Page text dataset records
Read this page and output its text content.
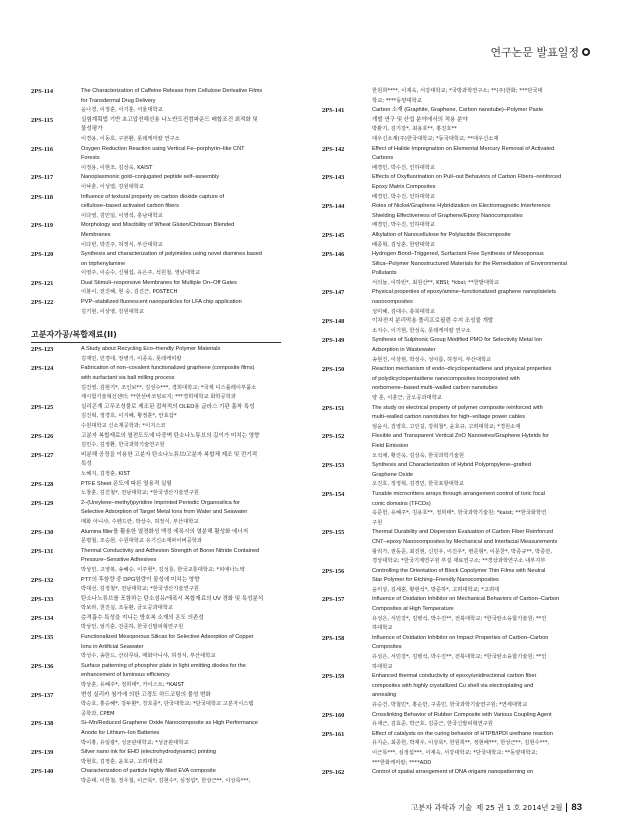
연구논문 발표일정
2PS-114	The Characterization of Caffeine Release from Cellulose Derivative Films
for Transdermal Drug Delivery
윤나경, 이정훈, 이기훈, 서울대학교
2PS-115	실험계획법 기반 초고압전해선용 나노반도전컴파운드 배합조건 최적화 및
물성평가
이경용, 이동호, 구본환, 롯데케미칼 연구소
2PS-116	Oxygen Reduction Reaction using Vertical Fe–porphyrin–like CNT
Forests
이정용, 이현조, 김상욱, KAIST
2PS-117	Nanoplasmonic gold–conjugated peptide self–assembly
이낙훈, 이성열, 강원대학교
2PS-118	Influence of textural property on carbon dioxide capture of
cellulose–based activated carbon fibers
이다영, 김민일, 이영석, 충남대학교
2PS-119	Morphology and Miscibility of Wheat Gluten/Chitosan Blended
Membranes
이다빈, 박진주, 허정식, 부산대학교
2PS-120	Synthesis and characterization of polyimides using novel diamines based
on triphenylamine
이영주, 이승수, 신형섭, 유은주, 석원철, 영남대학교
2PS-121	Dual Stimuli–responsive Membranes for Multiple On–Off Gates
이봉이, 전진혜, 현 숭, 김진근, POSTECH
2PS-122	PVP–stabilized fluorescent nanoparticles for LFA chip application
김기현, 이상영, 강원대학교
고분자가공/복합재료(II)
2PS-123	A Study about Recycling Eco–friendly Polymer Materials
김재민, 민경대, 장병기, 이종욱, 롯데케미칼
2PS-124	Fabrication of non–covalent functionalized graphene (composite films)
with surfactant via ball milling process
김진영, 김현기*, 조인보**, 김성수***, 경희대학교; *국제 디스플레이부품소
재시험기술혁신센터; **한선바코팅로지; ***경희대학교 화학공학과
2PS-125	실리콘계 고무조성물로 제조된 접착적의 OLED용 글라스 기판 흡착 특성
김진혁, 정경호, 이지혜, 황정훈*, 안효갑*
수원대학교 신소재공학과; *이지스코
2PS-126	고분자 복합재료의 열전도도에 다중벽 탄소나노튜브의 길이가 미치는 영향
김민수, 김정환, 한국과학기술연구원
2PS-127	비분해 공정을 이용한 고분자 탄소나노튜브/고분자 복합체 제조 및 전기적
특성
노혜지, 김정훈, KIST
2PS-128	PTFE Sheet 온도에 따른 열용적 실험
노창훈, 김진철*, 전남대학교; *한국생산기술연구원
2PS-129	2–(Ureylene–methyl)pyridine Imprinted Periodic Organosilica for
Selective Adsorption of Target Metal Ions from Water and Seawater
매화 아니샤, 수렌드란, 박상수, 허정식, 부산대학교
2PS-130	Alumina filler를 활용한 열경화성 액정 에폭시의 열분해 활성화 에너지
문평철, 조승현, 수원대학교 유기신소재파이버공학과
2PS-131	Thermal Conductivity and Adhesion Strength of Boron Nitride Contained
Pressure–Sensitive Adhesives
박상민, 고영복, 송혜승, 이주현*, 김성룡, 한국교통대학교; *피애나노텍
2PS-132	PTT의 후함량 중 DPG함량이 물성에 미치는 영향
박대선, 김정철*, 전남대학교; *한국생산기술연구원
2PS-133	탄소나노튜브를 포함하는 탄소섬유/에폭시 복합재료의 UV 경화 및 특성분석
박보라, 천진실, 조동환, 금오공과대학교
2PS-134	층격흡수 특성을 지니는 방호복 소재의 온도 의존성
박상민, 엄기훈, 진준하, 한국신발피혁연구원
2PS-135	Functionalized Mesoporous Silicas for Selective Adsorption of Copper
Ions in Artificial Seawater
박성수, 송한드, 산타무티, 매화아니샤, 허정식, 부산대학교
2PS-136	Surface patterning of phosphor plate in light emitting diodes for the
enhancement of luminous efficiency
박상훈, 유혜주*, 정희태*, 카이스트; *KAIST
2PS-137	변성 실리카 첨가에 의한 고경도 하드코팅의 물성 변화
박승호, 홍승혜*, 강두환*, 강호종*, 단국대학교; *단국대학교 고분자시스템
공학과, CPEM
2PS-138	Si–Mn/Reduced Graphene Oxide Nanocomposite as High Performance
Anode for Lithium–Ion Batteries
박이홍, 유일광*, 성균관대학교; *성균관대학교
2PS-139	Silver nano ink for EHD (electrohydrodynamic) printing
박현호, 김정훈, 윤호규, 고려대학교
2PS-140	Characterization of particle highly filled EVA composite
박준태, 이한철, 정우철, 이근목*, 김현수*, 심정섭*, 한상근**, 이상목***,
한원희****, 이재욱, 서강대학교; *국방과학연구소; **(주)한화; ***단국대
학교; ****동양대학교
2PS-141	Carbon 소재 (Graphite, Graphene, Carbon nanotube)–Polymer Paste
개발 연구 및 산업 분야에서의 적용 분야
박환기, 김기강*, 최용호**, 홍진호**
대우신소재(주)한국대학교; *동국대학교; **대우신소재
2PS-142	Effect of Halide Impregnation on Elemental Mercury Removal of Activated
Carbons
배경민, 박수진, 인하대학교
2PS-143	Effects of Oxyfluorination on Pull–out Behaviors of Carbon Fibers–reinforced
Epoxy Matrix Composites
배경민, 박수진, 인하대학교
2PS-144	Roles of Nickel/Graphene Hybridization on Electromagnetic Interference
Shielding Effectiveness of Graphene/Epoxy Nanocomposites
배경민, 박수진, 인하대학교
2PS-145	Alkylation of Nanocellulose for Polylactide Biocomposite
배종혁, 김성훈, 한양대학교
2PS-146	Hydrogen Bond–Triggered, Surfactant Free Synthesis of Mesoporous
Silica–Polymer Nanostructured Materials for the Remediation of Environmental
Pollutants
서의늘, 이하빈*, 최원산**, KBSI; *kbsi; **한밭대학교
2PS-147	Physical properties of epoxy/amine–functionalized graphene nanoplatelets
nanocomposites
성미혜, 김대수, 충북대학교
2PS-148	이차전지 분리막용 폴리프로필렌 수지 조성물 개발
소지수, 이기현, 한성욱, 롯데케미칼 연구소
2PS-149	Synthesis of Sulphonic Group Modified PMO for Selectivity Metal Ion
Adsorption in Wastewater
송현진, 이상현, 박성수, 성아름, 허정식, 부산대학교
2PS-150	Reaction mechanism of endo–dicyclopentadiene and physical properties
of polydicyclopentadiene nanocomposites incorporated with
norbornene–based multi–walled carbon nanotubes
양 훈, 이훈근, 금오공과대학교
2PS-151	The study on electrical property of polymer composite reinforced with
multi–walled carbon nanotubes for high–voltage power cables
엄윤식, 김영호, 고인길, 강희철*, 윤호규, 고려대학교; *경원소재
2PS-152	Flexible and Transparent Vertical ZnO Nanowires/Graphene Hybrids for
Field Emission
오석채, 황진욱, 김상욱, 한국과학기술원
2PS-153	Synthesis and Characterization of Hybrid Polypropylene–grafted
Graphene Oxide
오진호, 정정혁, 김경민, 한국포항대학교
2PS-154	Tunable microcritters arrays through arrangement control of toric focal
conic domains (TFCDs)
옥준헌, 유혜주*, 김용호**, 정희태*, 한국과학기술원; *kaist; **한국화학연
구원
2PS-155	Thermal Durability and Dispersion Evaluation of Carbon Fiber Reinforced
CNT–epoxy Nanocomposites by Mechanical and Interfacial Measurements
왕리가, 권동준, 최진현, 신민우, 이진우*, 변준형*, 이문찬*, 박종규**, 박종만,
경상대학교; *한국기계연구원 부설 재료연구소; **경상과학연구소 내부지부
2PS-156	Controlling the Orientation of Block Copolymer Thin Films with Neutral
Star Polymer for Etching–Friendly Nanocomposites
윤미상, 김세훈, 황현석*, 방준하*, 고려대학교; *고려대
2PS-157	Influence of Oxidation Inhibitor on Mechanical Behaviors of Carbon–Carbon
Composites at High Temperature
유성은, 서민강*, 김병석, 박수진**, 전북대학교; *한국탄소융합기술원; **인
하대학교
2PS-158	Influence of Oxidation Inhibitor on Impact Properties of Carbon–Carbon
Composites
유성은, 서민강*, 김병석, 박수진**, 전북대학교; *한국탄소융합기술원; **인
하대학교
2PS-159	Enhanced thermal conductivity of epoxy/unidirectional carbon fiber
composites with highly crystallized Cu shell via electroplating and
annealing
유승건, 박철민*, 홍순만, 구종민, 한국과학기술연구원; *연세대학교
2PS-160	Crosslinking Behavior of Rubber Composite with Various Coupling Agent
유재근, 김효준, 박근호, 김중근, 한국신발피혁연구원
2PS-161	Effect of catalysts on the curing behavior of HTPB/IPDI urethane reaction
유지순, 최종헌, 박재우, 이상목*, 한원희**, 정현배***, 한상근**, 김현수***,
이근목***, 심정섭***, 이재욱, 서강대학교; *단국대학교; **동양대학교;
***한화케미칼; ****ADD
2PS-162	Control of spatial arrangement of DNA origami nanopatterning on
고분자 과학과 기술 제 25 권 1 호 2014년 2월 83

__TASK PROMPT__.
The exercise is to copy out every line above that has the word "from" in it.

__RESPONSE FOR THIS EXERCISE__.
2PS-114	The Characterization of Caffeine Release from Cellulose Derivative Films
Selective Adsorption of Target Metal Ions from Water and Seawater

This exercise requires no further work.